-- START OF Task material --

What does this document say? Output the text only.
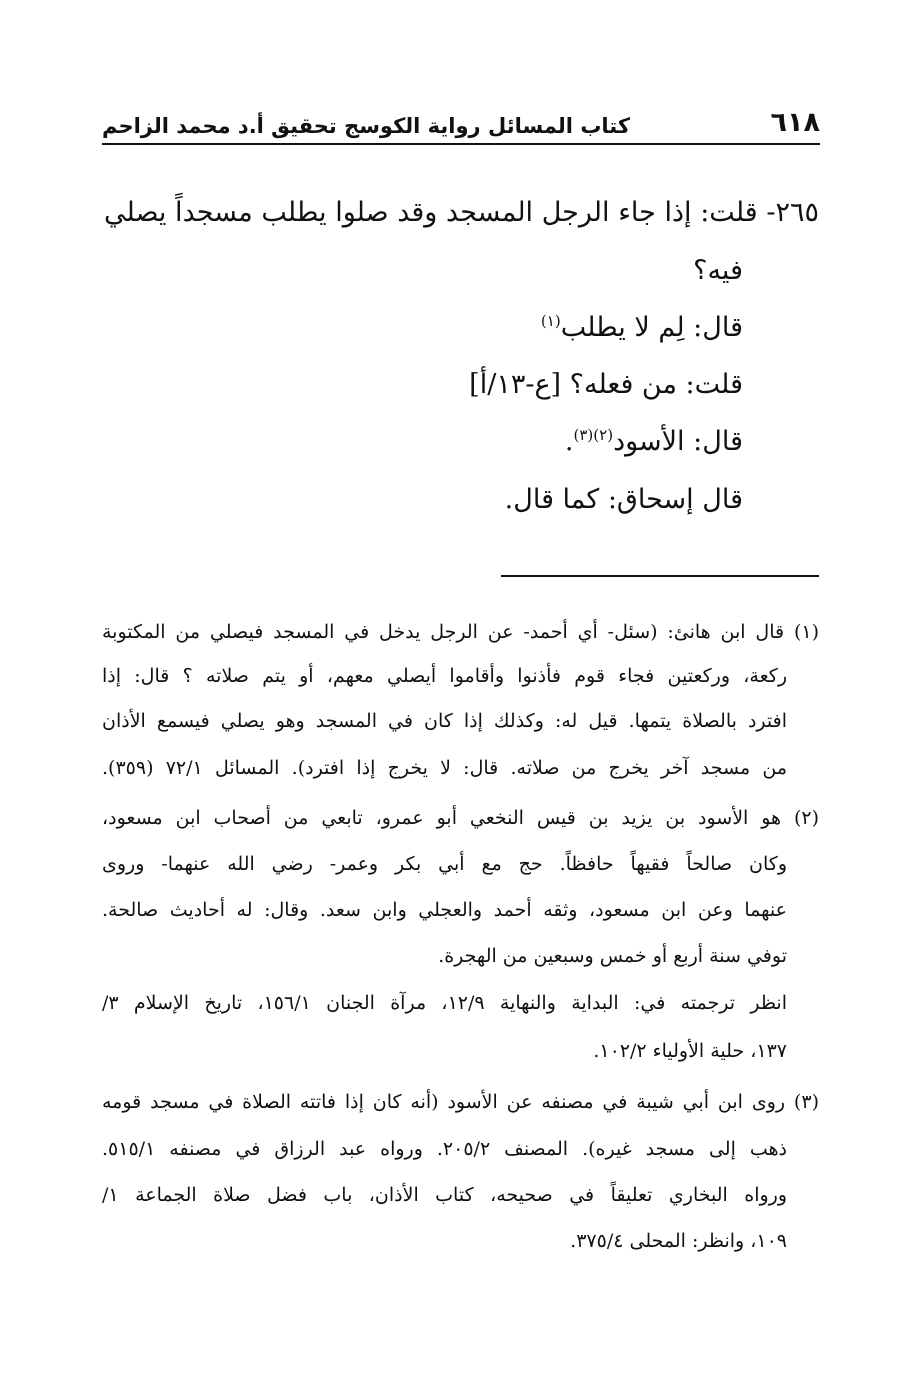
٦١٨
كتاب المسائل رواية الكوسج تحقيق أ.د محمد الزاحم
٢٦٥- قلت: إذا جاء الرجل المسجد وقد صلوا يطلب مسجداً يصلي
فيه؟
قال: لِم لا يطلب$^{(١)}$
قلت: من فعله؟ [ع-١٣/أ]
قال: الأسود$^{(٢)(٣)}$.
قال إسحاق: كما قال.
(١) قال ابن هانئ: (سئل- أي أحمد- عن الرجل يدخل في المسجد فيصلي من المكتوبة
ركعة، وركعتين فجاء قوم فأذنوا وأقاموا أيصلي معهم، أو يتم صلاته ؟ قال: إذا
افترد بالصلاة يتمها. قيل له: وكذلك إذا كان في المسجد وهو يصلي فيسمع الأذان
من مسجد آخر يخرج من صلاته. قال: لا يخرج إذا افترد). المسائل ٧٢/١ (٣٥٩).
(٢) هو الأسود بن يزيد بن قيس النخعي أبو عمرو، تابعي من أصحاب ابن مسعود،
وكان صالحاً فقيهاً حافظاً. حج مع أبي بكر وعمر- رضي الله عنهما- وروى
عنهما وعن ابن مسعود، وثقه أحمد والعجلي وابن سعد. وقال: له أحاديث صالحة.
توفي سنة أربع أو خمس وسبعين من الهجرة.
انظر ترجمته في: البداية والنهاية ١٢/٩، مرآة الجنان ١٥٦/١، تاريخ الإسلام ٣/
١٣٧، حلية الأولياء ١٠٢/٢.
(٣) روى ابن أبي شيبة في مصنفه عن الأسود (أنه كان إذا فاتته الصلاة في مسجد قومه
ذهب إلى مسجد غيره). المصنف ٢٠٥/٢. ورواه عبد الرزاق في مصنفه ٥١٥/١.
ورواه البخاري تعليقاً في صحيحه، كتاب الأذان، باب فضل صلاة الجماعة ١/
١٠٩، وانظر: المحلى ٣٧٥/٤.
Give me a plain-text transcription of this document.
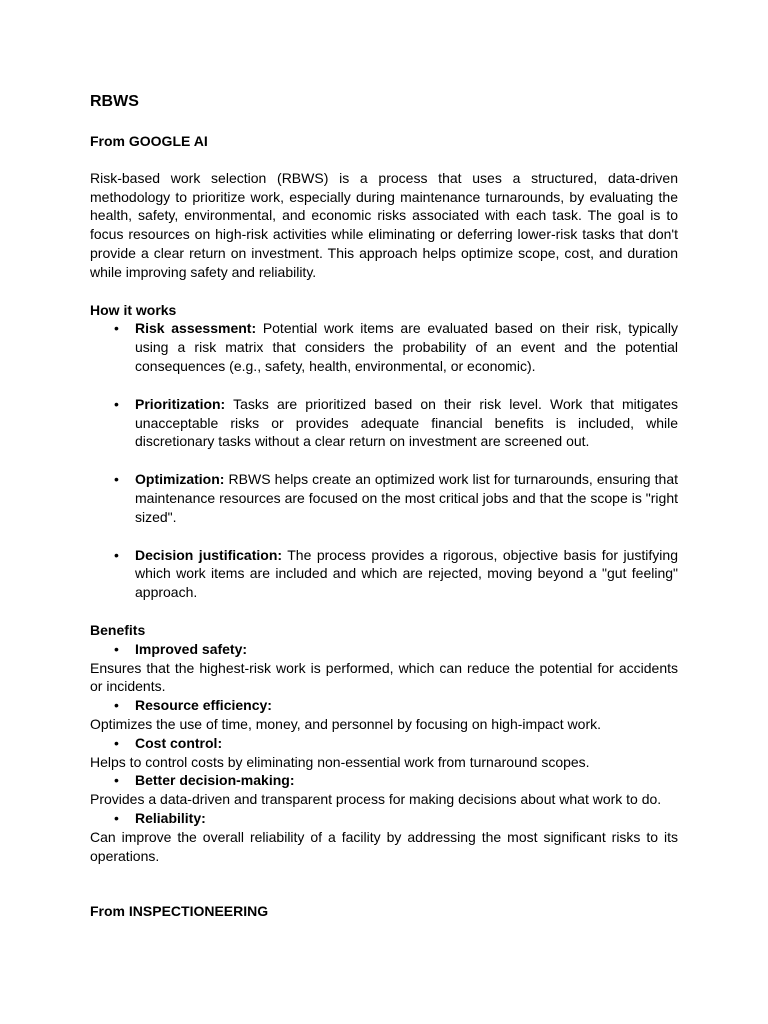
RBWS
From GOOGLE AI

Risk-based work selection (RBWS) is a process that uses a structured, data-driven methodology to prioritize work, especially during maintenance turnarounds, by evaluating the health, safety, environmental, and economic risks associated with each task. The goal is to focus resources on high-risk activities while eliminating or deferring lower-risk tasks that don't provide a clear return on investment. This approach helps optimize scope, cost, and duration while improving safety and reliability.

How it works
• Risk assessment: Potential work items are evaluated based on their risk, typically using a risk matrix that considers the probability of an event and the potential consequences (e.g., safety, health, environmental, or economic).
• Prioritization: Tasks are prioritized based on their risk level. Work that mitigates unacceptable risks or provides adequate financial benefits is included, while discretionary tasks without a clear return on investment are screened out.
• Optimization: RBWS helps create an optimized work list for turnarounds, ensuring that maintenance resources are focused on the most critical jobs and that the scope is "right sized".
• Decision justification: The process provides a rigorous, objective basis for justifying which work items are included and which are rejected, moving beyond a "gut feeling" approach.
Benefits
• Improved safety:

Ensures that the highest-risk work is performed, which can reduce the potential for accidents or incidents.

• Resource efficiency:

Optimizes the use of time, money, and personnel by focusing on high-impact work.

• Cost control:

Helps to control costs by eliminating non-essential work from turnaround scopes.

• Better decision-making:

Provides a data-driven and transparent process for making decisions about what work to do.

• Reliability:

Can improve the overall reliability of a facility by addressing the most significant risks to its operations.

From INSPECTIONEERING
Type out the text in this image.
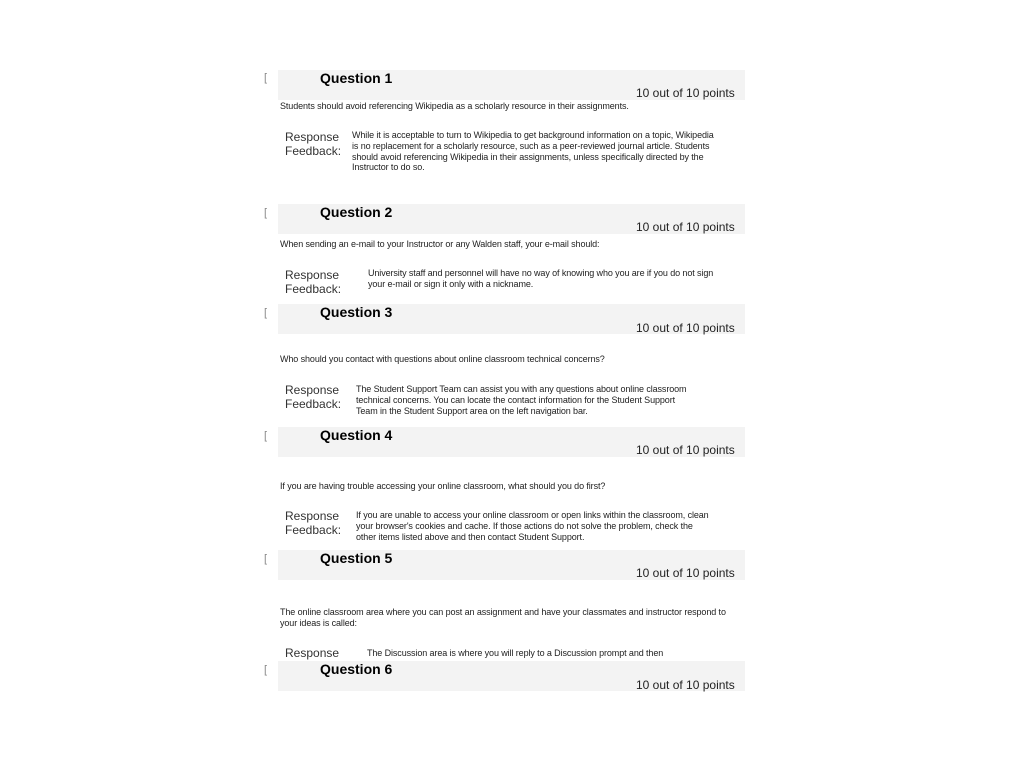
[	Question 1
10 out of 10 points
Students should avoid referencing Wikipedia as a scholarly resource in their assignments.
Response Feedback:
While it is acceptable to turn to Wikipedia to get background information on a topic, Wikipedia is no replacement for a scholarly resource, such as a peer-reviewed journal article. Students should avoid referencing Wikipedia in their assignments, unless specifically directed by the Instructor to do so.
[	Question 2
10 out of 10 points
When sending an e-mail to your Instructor or any Walden staff, your e-mail should:
Response Feedback:
University staff and personnel will have no way of knowing who you are if you do not sign your e-mail or sign it only with a nickname.
[	Question 3
10 out of 10 points
Who should you contact with questions about online classroom technical concerns?
Response Feedback:
The Student Support Team can assist you with any questions about online classroom technical concerns. You can locate the contact information for the Student Support Team in the Student Support area on the left navigation bar.
[	Question 4
10 out of 10 points
If you are having trouble accessing your online classroom, what should you do first?
Response Feedback:
If you are unable to access your online classroom or open links within the classroom, clean your browser's cookies and cache. If those actions do not solve the problem, check the other items listed above and then contact Student Support.
[	Question 5
10 out of 10 points
The online classroom area where you can post an assignment and have your classmates and instructor respond to your ideas is called:
Response	The Discussion area is where you will reply to a Discussion prompt and then
[	Question 6
10 out of 10 points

-- END OF Task material --

Task instructions.
Look through the entries above for the word "text". Copy every line where it shows up.

Output of the exercise.
What does this document say? Output the text only.
Give me a plain-text transcription of this document.
Type out the text in this image.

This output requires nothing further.